### Requirement
Find the lines with the string "xlabel" and return them.

[Entries with figure data]
-.-.-
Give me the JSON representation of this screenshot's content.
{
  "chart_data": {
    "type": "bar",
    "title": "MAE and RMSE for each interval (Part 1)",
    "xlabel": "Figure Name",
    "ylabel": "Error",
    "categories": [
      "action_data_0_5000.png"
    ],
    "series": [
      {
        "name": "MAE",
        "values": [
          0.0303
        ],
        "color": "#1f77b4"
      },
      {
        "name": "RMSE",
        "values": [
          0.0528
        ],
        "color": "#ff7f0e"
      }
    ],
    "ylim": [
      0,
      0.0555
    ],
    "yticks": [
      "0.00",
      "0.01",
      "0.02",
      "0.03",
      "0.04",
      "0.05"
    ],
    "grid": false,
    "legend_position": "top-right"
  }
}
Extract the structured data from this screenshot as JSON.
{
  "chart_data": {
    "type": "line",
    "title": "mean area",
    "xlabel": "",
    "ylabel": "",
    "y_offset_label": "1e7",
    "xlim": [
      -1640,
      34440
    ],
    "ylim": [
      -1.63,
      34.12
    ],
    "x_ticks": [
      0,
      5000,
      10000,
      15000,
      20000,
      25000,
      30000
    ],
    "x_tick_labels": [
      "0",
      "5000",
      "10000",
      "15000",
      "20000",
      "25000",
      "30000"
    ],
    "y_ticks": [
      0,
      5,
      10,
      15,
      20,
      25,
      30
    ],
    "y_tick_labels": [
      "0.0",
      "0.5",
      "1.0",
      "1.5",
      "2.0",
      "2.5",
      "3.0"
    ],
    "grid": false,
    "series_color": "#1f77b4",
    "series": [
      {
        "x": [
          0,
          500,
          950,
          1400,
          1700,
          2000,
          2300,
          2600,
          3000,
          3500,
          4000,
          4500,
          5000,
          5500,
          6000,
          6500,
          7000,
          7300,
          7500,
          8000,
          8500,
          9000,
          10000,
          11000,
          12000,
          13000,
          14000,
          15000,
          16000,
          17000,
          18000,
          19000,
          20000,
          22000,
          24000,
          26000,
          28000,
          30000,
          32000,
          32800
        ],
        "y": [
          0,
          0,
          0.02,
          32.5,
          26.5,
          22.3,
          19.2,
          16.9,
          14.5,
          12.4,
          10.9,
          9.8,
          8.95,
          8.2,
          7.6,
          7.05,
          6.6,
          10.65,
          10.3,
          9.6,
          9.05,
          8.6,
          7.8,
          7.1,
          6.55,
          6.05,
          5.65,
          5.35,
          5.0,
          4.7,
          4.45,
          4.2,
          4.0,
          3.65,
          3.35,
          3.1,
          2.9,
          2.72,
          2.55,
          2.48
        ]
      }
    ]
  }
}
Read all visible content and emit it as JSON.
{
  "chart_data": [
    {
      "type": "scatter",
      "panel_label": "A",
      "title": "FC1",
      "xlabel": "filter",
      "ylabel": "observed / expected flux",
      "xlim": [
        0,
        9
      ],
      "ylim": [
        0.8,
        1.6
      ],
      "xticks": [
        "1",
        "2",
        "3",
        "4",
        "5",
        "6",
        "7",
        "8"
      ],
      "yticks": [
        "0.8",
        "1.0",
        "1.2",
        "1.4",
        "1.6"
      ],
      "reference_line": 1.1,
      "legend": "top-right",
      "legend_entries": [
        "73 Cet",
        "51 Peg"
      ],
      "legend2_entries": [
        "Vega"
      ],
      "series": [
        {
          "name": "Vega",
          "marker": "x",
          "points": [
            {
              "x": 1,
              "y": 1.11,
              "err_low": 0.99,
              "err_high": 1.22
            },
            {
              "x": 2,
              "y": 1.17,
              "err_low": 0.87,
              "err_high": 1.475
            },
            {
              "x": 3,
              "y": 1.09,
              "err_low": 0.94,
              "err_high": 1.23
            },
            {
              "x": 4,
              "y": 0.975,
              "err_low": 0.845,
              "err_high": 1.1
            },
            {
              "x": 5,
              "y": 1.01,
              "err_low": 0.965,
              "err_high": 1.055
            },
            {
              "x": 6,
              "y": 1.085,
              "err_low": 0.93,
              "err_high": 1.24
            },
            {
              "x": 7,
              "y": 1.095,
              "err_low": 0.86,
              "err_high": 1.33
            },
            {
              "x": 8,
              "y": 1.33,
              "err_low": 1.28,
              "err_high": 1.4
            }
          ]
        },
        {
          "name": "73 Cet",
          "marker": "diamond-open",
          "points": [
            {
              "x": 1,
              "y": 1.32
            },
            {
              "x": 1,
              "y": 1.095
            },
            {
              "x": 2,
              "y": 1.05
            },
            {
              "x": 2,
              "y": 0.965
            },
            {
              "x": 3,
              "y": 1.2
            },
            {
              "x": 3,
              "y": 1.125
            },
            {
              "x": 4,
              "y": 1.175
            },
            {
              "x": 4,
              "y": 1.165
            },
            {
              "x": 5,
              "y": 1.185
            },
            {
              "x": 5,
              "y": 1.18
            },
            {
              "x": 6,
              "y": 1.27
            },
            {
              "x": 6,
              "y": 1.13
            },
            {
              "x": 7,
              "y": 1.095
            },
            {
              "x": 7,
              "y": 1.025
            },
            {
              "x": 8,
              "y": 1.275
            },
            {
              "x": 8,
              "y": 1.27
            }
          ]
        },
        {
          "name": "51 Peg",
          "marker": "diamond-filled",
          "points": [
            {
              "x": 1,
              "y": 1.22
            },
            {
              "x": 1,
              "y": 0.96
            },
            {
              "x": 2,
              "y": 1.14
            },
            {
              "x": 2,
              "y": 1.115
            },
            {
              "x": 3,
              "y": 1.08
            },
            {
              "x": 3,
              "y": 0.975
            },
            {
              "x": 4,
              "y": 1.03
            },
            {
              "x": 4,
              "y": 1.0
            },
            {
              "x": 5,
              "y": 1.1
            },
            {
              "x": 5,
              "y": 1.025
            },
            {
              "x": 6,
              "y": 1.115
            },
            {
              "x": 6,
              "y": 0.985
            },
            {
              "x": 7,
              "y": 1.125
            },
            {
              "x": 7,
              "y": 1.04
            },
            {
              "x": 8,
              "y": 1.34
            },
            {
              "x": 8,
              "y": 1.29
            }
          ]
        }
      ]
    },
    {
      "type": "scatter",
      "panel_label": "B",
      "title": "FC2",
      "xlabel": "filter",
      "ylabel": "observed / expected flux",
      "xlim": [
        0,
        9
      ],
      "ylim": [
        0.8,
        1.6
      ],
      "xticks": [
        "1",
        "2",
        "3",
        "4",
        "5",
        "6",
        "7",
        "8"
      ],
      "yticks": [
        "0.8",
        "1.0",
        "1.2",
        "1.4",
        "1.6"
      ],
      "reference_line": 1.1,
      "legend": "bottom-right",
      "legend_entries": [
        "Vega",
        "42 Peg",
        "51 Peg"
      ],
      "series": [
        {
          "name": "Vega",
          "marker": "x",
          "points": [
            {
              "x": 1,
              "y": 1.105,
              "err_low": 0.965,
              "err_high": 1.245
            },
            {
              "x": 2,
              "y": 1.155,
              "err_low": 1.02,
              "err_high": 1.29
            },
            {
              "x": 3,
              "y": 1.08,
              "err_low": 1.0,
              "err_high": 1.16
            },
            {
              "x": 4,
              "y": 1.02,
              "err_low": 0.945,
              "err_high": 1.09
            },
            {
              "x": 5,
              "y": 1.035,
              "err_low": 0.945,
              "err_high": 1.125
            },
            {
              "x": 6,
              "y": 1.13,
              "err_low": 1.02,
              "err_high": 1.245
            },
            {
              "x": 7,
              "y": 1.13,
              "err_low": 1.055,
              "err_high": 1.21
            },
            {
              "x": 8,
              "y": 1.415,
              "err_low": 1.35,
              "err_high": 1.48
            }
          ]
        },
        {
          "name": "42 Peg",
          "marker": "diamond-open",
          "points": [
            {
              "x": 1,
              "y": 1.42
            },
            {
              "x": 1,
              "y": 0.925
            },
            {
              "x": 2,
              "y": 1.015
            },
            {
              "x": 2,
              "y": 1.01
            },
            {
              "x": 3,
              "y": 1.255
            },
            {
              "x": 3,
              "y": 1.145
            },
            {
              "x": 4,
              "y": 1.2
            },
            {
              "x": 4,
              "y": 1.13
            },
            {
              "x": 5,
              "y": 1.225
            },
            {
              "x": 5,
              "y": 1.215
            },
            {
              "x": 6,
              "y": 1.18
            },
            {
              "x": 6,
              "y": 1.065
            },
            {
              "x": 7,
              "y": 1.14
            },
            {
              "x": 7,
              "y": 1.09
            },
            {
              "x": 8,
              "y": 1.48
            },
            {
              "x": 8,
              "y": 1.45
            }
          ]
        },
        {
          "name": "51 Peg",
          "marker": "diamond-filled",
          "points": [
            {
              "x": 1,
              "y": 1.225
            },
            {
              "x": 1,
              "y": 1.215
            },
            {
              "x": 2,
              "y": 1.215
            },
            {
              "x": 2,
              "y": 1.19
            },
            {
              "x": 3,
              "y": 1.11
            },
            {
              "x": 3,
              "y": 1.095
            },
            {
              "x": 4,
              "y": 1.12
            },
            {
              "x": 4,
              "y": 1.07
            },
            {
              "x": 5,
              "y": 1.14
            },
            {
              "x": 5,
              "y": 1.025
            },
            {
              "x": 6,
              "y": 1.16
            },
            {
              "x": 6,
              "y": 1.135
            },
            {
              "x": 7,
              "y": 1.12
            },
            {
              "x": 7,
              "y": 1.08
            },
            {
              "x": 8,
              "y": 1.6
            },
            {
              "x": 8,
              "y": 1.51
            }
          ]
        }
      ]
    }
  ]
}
-.-.-
### Complete response
    "xlabel": "Figure Name",
    "xlabel": "",
      "xlabel": "filter",
      "xlabel": "filter",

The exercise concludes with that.